#### WHAT IS BEING ASKED:
Where a line of the material contains the string "xmin", copy that line.
===== DATA FOR PROCESSING
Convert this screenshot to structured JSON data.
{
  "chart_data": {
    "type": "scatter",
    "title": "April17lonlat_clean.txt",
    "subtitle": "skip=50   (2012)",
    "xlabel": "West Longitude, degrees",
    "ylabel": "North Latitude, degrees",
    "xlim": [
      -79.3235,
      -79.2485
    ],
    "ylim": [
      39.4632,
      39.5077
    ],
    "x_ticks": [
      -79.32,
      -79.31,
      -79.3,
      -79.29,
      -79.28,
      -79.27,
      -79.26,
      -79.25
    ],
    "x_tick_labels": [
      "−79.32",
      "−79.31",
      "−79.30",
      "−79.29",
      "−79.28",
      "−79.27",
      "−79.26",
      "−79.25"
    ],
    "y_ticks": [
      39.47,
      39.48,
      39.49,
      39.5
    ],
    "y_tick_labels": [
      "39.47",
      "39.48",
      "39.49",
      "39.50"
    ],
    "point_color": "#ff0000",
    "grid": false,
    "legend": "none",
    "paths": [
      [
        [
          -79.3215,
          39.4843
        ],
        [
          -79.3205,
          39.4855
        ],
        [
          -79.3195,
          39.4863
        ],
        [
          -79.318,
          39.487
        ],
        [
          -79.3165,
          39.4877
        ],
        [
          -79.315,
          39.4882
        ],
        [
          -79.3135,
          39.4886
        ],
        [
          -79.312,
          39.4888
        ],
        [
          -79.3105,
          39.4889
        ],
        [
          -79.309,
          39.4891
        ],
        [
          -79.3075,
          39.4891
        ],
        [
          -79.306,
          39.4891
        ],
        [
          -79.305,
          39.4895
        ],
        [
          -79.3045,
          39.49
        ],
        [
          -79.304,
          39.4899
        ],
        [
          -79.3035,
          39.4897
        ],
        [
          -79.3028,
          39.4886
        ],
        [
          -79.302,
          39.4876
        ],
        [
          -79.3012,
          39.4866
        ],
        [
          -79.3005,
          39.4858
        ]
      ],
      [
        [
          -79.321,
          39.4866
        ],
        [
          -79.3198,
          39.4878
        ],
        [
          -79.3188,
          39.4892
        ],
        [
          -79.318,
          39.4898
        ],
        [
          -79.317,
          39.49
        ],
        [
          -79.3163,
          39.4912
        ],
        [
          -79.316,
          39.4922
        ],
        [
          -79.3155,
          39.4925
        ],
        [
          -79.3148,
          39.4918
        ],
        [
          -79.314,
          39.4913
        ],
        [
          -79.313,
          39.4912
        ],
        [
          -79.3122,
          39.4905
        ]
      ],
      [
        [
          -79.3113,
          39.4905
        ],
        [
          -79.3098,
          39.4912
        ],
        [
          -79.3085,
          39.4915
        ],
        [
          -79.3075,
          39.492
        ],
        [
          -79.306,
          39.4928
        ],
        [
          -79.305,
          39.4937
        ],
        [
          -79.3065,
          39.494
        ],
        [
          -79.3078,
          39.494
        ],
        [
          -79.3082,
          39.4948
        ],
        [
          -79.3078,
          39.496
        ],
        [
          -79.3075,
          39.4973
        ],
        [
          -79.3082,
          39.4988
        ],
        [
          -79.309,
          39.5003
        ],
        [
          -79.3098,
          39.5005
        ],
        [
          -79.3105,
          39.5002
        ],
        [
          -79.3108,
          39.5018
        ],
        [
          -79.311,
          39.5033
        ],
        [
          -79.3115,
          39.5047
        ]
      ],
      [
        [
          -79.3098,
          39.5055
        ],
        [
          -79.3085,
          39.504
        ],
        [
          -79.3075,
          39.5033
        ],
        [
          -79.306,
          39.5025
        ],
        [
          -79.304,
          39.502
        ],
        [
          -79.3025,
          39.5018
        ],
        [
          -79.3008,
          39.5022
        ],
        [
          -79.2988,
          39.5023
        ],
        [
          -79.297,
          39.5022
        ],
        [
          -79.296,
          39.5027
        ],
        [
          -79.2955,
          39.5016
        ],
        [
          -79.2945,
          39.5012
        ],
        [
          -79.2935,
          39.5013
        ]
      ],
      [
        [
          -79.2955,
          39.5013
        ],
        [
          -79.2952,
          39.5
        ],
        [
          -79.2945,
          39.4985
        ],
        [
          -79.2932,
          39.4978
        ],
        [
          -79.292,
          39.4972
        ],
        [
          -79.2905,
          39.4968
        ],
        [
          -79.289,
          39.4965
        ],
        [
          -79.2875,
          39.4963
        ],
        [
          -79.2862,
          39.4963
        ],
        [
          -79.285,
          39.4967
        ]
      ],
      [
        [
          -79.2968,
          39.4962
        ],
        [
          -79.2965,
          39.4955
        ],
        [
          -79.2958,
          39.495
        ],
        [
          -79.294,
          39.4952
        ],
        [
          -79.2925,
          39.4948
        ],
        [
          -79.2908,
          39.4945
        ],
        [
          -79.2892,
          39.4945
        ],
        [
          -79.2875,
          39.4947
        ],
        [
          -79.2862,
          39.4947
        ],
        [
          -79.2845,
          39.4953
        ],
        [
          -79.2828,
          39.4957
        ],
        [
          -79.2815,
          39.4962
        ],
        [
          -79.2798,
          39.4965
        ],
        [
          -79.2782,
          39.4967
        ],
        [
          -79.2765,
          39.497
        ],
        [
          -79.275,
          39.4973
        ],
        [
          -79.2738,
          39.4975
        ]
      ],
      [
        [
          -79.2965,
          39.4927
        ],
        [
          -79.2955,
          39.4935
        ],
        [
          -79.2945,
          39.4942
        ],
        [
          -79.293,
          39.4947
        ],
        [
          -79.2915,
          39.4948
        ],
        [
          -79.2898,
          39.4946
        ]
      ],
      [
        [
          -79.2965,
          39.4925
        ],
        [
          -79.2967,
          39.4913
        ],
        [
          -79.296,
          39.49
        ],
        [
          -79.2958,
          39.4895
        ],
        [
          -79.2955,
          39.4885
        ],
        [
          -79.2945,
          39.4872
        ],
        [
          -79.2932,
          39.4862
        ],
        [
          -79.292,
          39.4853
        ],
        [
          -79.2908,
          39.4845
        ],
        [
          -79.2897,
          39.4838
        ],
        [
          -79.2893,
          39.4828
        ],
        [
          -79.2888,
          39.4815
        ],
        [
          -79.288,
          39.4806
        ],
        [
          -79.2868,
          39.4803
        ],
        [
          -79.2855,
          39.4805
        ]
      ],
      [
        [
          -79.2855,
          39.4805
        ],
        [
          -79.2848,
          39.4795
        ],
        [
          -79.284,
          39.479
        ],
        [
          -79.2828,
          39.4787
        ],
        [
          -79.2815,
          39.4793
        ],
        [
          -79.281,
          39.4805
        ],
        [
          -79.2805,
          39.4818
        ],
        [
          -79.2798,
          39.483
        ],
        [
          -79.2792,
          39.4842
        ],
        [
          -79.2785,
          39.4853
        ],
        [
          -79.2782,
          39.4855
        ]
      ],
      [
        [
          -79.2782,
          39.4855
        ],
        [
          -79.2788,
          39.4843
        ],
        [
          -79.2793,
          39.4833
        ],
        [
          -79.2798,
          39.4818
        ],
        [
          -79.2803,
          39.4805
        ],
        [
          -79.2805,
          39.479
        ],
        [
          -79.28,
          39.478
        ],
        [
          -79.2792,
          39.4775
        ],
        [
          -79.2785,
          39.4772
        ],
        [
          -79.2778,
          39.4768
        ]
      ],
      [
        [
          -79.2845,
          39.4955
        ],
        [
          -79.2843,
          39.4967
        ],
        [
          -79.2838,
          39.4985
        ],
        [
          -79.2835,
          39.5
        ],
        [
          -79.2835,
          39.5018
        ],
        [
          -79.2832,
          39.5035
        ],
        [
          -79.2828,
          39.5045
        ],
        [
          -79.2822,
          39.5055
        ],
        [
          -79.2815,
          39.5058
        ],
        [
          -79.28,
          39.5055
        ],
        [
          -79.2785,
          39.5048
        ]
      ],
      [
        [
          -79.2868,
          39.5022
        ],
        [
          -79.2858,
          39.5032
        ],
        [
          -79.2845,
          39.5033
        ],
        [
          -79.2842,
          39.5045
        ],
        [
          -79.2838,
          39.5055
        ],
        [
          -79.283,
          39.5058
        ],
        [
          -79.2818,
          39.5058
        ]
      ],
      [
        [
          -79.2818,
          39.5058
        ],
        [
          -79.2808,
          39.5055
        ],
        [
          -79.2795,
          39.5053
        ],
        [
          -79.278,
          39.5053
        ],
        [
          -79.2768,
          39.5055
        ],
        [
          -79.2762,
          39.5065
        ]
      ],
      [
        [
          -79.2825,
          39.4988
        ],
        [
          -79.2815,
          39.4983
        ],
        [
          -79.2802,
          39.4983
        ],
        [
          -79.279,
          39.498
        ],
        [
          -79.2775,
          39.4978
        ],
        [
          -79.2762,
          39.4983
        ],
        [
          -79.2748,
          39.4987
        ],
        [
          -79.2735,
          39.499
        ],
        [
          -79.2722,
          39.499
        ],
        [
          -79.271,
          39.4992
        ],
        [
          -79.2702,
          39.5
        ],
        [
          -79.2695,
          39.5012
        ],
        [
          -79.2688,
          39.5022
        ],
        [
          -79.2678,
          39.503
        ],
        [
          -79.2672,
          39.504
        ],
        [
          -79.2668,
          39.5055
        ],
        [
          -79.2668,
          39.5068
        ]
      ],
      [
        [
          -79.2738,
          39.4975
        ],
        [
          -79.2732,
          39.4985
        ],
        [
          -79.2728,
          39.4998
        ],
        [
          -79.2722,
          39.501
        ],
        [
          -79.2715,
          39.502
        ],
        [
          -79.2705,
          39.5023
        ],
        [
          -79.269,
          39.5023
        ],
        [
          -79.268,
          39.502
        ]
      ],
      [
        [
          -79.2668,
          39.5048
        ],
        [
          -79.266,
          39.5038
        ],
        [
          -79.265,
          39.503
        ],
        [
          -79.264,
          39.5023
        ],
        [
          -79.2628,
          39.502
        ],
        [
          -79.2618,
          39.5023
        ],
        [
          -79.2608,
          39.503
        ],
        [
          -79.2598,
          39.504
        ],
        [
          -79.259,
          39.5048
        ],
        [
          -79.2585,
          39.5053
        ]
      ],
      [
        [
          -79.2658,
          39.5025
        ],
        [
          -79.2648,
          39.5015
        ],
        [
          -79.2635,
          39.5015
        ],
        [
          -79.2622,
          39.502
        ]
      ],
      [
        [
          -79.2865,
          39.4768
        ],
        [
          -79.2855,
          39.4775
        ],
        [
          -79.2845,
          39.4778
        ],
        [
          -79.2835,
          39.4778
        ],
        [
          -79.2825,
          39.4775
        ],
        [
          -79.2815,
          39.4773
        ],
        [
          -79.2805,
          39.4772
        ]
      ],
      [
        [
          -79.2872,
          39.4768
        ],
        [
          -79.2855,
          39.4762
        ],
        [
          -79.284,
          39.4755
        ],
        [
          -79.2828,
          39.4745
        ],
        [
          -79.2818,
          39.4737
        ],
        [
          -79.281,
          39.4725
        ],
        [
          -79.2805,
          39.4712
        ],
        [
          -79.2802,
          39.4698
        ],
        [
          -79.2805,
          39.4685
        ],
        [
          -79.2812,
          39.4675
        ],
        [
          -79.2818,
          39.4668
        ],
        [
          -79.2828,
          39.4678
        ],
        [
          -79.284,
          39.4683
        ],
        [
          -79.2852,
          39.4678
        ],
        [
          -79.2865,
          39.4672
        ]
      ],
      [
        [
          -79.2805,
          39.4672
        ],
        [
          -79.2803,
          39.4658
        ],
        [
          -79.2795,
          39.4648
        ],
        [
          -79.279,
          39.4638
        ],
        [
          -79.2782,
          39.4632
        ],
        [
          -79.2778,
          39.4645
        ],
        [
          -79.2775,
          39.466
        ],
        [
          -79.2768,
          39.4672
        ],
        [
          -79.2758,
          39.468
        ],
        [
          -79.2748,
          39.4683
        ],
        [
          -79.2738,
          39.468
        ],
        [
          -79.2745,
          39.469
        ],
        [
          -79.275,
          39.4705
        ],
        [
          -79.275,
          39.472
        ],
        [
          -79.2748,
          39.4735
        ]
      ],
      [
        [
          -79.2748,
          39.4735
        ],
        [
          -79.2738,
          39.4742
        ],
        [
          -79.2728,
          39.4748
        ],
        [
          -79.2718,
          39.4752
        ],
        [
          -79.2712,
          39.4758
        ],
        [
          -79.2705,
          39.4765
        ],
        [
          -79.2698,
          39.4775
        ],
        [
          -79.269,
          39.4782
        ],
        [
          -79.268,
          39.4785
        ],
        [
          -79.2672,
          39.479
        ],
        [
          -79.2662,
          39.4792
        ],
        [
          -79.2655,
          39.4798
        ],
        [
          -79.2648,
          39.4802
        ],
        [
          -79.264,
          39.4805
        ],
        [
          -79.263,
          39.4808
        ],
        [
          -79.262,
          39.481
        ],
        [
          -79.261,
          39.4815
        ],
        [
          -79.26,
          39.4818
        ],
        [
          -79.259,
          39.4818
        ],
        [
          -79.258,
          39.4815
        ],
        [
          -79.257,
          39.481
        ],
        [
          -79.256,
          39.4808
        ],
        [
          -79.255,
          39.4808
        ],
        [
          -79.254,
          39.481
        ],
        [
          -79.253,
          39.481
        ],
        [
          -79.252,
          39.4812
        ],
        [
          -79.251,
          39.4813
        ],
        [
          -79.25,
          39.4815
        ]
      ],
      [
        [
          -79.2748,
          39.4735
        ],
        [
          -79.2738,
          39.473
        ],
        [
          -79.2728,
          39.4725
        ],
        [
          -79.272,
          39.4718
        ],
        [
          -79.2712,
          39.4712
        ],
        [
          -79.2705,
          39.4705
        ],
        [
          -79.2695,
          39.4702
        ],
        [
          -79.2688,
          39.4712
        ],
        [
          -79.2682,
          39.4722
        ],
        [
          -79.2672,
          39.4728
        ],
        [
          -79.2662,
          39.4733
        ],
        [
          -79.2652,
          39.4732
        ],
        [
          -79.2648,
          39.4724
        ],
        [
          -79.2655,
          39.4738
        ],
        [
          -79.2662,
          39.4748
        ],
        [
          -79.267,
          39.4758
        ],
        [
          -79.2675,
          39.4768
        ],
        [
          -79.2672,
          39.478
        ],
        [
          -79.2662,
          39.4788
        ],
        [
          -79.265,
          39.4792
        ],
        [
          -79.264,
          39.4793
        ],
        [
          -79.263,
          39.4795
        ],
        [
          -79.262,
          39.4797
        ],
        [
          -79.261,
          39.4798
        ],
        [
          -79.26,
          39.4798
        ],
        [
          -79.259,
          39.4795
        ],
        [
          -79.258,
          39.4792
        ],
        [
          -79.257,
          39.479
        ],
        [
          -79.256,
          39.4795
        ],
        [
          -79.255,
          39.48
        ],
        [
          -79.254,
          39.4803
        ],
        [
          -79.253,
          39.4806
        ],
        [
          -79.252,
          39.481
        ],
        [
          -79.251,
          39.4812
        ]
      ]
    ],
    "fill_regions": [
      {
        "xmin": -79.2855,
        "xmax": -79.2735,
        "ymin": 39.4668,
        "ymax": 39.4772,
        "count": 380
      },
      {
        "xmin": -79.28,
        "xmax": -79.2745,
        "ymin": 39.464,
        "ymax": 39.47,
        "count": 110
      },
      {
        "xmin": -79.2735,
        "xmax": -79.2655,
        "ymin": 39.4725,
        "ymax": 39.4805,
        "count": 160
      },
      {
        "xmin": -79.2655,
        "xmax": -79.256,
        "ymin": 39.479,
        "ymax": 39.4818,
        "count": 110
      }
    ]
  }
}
==========
#### PROBLEM SOLUTION:
        "xmin": -79.2855,
        "xmin": -79.28,
        "xmin": -79.2735,
        "xmin": -79.2655,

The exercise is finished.